> _What the task asks_
Quote the full listing word for word.

━━━━━━━━━━━━━━━━━━━━━━━━━━━━━━

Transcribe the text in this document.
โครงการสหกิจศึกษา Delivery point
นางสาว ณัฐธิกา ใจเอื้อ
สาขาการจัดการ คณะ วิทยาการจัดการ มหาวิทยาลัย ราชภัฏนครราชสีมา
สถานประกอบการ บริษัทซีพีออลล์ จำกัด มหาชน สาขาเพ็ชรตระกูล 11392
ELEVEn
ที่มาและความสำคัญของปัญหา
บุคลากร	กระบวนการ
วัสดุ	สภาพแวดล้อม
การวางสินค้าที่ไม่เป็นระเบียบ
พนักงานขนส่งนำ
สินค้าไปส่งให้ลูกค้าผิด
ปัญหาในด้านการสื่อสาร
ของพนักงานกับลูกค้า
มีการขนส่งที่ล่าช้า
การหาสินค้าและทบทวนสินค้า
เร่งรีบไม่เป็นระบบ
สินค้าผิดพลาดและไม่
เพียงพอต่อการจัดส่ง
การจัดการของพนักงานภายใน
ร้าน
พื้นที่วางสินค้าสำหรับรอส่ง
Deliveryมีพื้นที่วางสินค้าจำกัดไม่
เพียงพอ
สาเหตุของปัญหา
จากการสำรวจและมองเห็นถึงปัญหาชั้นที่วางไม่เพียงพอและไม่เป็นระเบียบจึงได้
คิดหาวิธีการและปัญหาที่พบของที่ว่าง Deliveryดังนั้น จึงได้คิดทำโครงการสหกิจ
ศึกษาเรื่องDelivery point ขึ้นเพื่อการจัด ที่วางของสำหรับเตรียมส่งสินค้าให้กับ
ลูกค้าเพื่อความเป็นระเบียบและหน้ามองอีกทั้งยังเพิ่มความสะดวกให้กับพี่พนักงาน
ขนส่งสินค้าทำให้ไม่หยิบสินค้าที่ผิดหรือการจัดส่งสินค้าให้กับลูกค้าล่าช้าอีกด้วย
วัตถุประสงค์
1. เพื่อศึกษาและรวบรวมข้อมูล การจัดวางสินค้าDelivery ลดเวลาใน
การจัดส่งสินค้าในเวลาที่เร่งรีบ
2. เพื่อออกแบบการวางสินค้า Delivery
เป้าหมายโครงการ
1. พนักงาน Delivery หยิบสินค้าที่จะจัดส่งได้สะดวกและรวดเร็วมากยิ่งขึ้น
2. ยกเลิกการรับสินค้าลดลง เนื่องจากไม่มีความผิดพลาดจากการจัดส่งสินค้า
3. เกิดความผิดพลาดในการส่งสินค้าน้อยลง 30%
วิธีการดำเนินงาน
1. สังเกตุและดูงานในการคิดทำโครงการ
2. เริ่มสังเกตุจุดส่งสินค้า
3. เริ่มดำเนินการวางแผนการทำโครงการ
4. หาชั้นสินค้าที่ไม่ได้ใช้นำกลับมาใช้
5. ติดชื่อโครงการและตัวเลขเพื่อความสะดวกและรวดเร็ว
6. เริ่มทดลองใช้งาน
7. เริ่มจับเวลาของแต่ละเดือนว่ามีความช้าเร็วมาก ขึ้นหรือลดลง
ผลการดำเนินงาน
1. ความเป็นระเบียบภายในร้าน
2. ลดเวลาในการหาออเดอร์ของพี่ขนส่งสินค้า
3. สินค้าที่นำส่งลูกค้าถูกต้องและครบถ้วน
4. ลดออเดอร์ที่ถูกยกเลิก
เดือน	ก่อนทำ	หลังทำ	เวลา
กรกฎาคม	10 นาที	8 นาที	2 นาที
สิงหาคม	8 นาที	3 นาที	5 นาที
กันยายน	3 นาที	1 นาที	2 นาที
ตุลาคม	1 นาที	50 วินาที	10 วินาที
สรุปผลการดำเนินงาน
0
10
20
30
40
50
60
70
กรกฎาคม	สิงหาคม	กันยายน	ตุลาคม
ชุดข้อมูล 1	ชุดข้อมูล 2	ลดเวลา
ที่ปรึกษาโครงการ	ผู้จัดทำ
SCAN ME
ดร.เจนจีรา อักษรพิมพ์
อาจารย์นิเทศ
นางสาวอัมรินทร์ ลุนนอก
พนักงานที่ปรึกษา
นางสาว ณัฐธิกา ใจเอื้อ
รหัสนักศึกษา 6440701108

━━━━━━━━━━━━━━━━━━━━━━━━━━━━━━

> _Response below_
Transcribe the text in this document.
โครงการสหกิจศึกษา Delivery point
นางสาว ณัฐธิกา ใจเอื้อ
สาขาการจัดการ คณะ วิทยาการจัดการ มหาวิทยาลัย ราชภัฏนครราชสีมา
สถานประกอบการ บริษัทซีพีออลล์ จำกัด มหาชน สาขาเพ็ชรตระกูล 11392
ELEVEn
ที่มาและความสำคัญของปัญหา
บุคลากร	กระบวนการ
วัสดุ	สภาพแวดล้อม
การวางสินค้าที่ไม่เป็นระเบียบ
พนักงานขนส่งนำ
สินค้าไปส่งให้ลูกค้าผิด
ปัญหาในด้านการสื่อสาร
ของพนักงานกับลูกค้า
มีการขนส่งที่ล่าช้า
การหาสินค้าและทบทวนสินค้า
เร่งรีบไม่เป็นระบบ
สินค้าผิดพลาดและไม่
เพียงพอต่อการจัดส่ง
การจัดการของพนักงานภายใน
ร้าน
พื้นที่วางสินค้าสำหรับรอส่ง
Deliveryมีพื้นที่วางสินค้าจำกัดไม่
เพียงพอ
สาเหตุของปัญหา
จากการสำรวจและมองเห็นถึงปัญหาชั้นที่วางไม่เพียงพอและไม่เป็นระเบียบจึงได้
คิดหาวิธีการและปัญหาที่พบของที่ว่าง Deliveryดังนั้น จึงได้คิดทำโครงการสหกิจ
ศึกษาเรื่องDelivery point ขึ้นเพื่อการจัด ที่วางของสำหรับเตรียมส่งสินค้าให้กับ
ลูกค้าเพื่อความเป็นระเบียบและหน้ามองอีกทั้งยังเพิ่มความสะดวกให้กับพี่พนักงาน
ขนส่งสินค้าทำให้ไม่หยิบสินค้าที่ผิดหรือการจัดส่งสินค้าให้กับลูกค้าล่าช้าอีกด้วย
วัตถุประสงค์
1. เพื่อศึกษาและรวบรวมข้อมูล การจัดวางสินค้าDelivery ลดเวลาใน
การจัดส่งสินค้าในเวลาที่เร่งรีบ
2. เพื่อออกแบบการวางสินค้า Delivery
เป้าหมายโครงการ
1. พนักงาน Delivery หยิบสินค้าที่จะจัดส่งได้สะดวกและรวดเร็วมากยิ่งขึ้น
2. ยกเลิกการรับสินค้าลดลง เนื่องจากไม่มีความผิดพลาดจากการจัดส่งสินค้า
3. เกิดความผิดพลาดในการส่งสินค้าน้อยลง 30%
วิธีการดำเนินงาน
1. สังเกตุและดูงานในการคิดทำโครงการ
2. เริ่มสังเกตุจุดส่งสินค้า
3. เริ่มดำเนินการวางแผนการทำโครงการ
4. หาชั้นสินค้าที่ไม่ได้ใช้นำกลับมาใช้
5. ติดชื่อโครงการและตัวเลขเพื่อความสะดวกและรวดเร็ว
6. เริ่มทดลองใช้งาน
7. เริ่มจับเวลาของแต่ละเดือนว่ามีความช้าเร็วมาก ขึ้นหรือลดลง
ผลการดำเนินงาน
1. ความเป็นระเบียบภายในร้าน
2. ลดเวลาในการหาออเดอร์ของพี่ขนส่งสินค้า
3. สินค้าที่นำส่งลูกค้าถูกต้องและครบถ้วน
4. ลดออเดอร์ที่ถูกยกเลิก
เดือน	ก่อนทำ	หลังทำ	เวลา
กรกฎาคม	10 นาที	8 นาที	2 นาที
สิงหาคม	8 นาที	3 นาที	5 นาที
กันยายน	3 นาที	1 นาที	2 นาที
ตุลาคม	1 นาที	50 วินาที	10 วินาที
สรุปผลการดำเนินงาน
0
10
20
30
40
50
60
70
กรกฎาคม	สิงหาคม	กันยายน	ตุลาคม
ชุดข้อมูล 1	ชุดข้อมูล 2	ลดเวลา
ที่ปรึกษาโครงการ	ผู้จัดทำ
SCAN ME
ดร.เจนจีรา อักษรพิมพ์
อาจารย์นิเทศ
นางสาวอัมรินทร์ ลุนนอก
พนักงานที่ปรึกษา
นางสาว ณัฐธิกา ใจเอื้อ
รหัสนักศึกษา 6440701108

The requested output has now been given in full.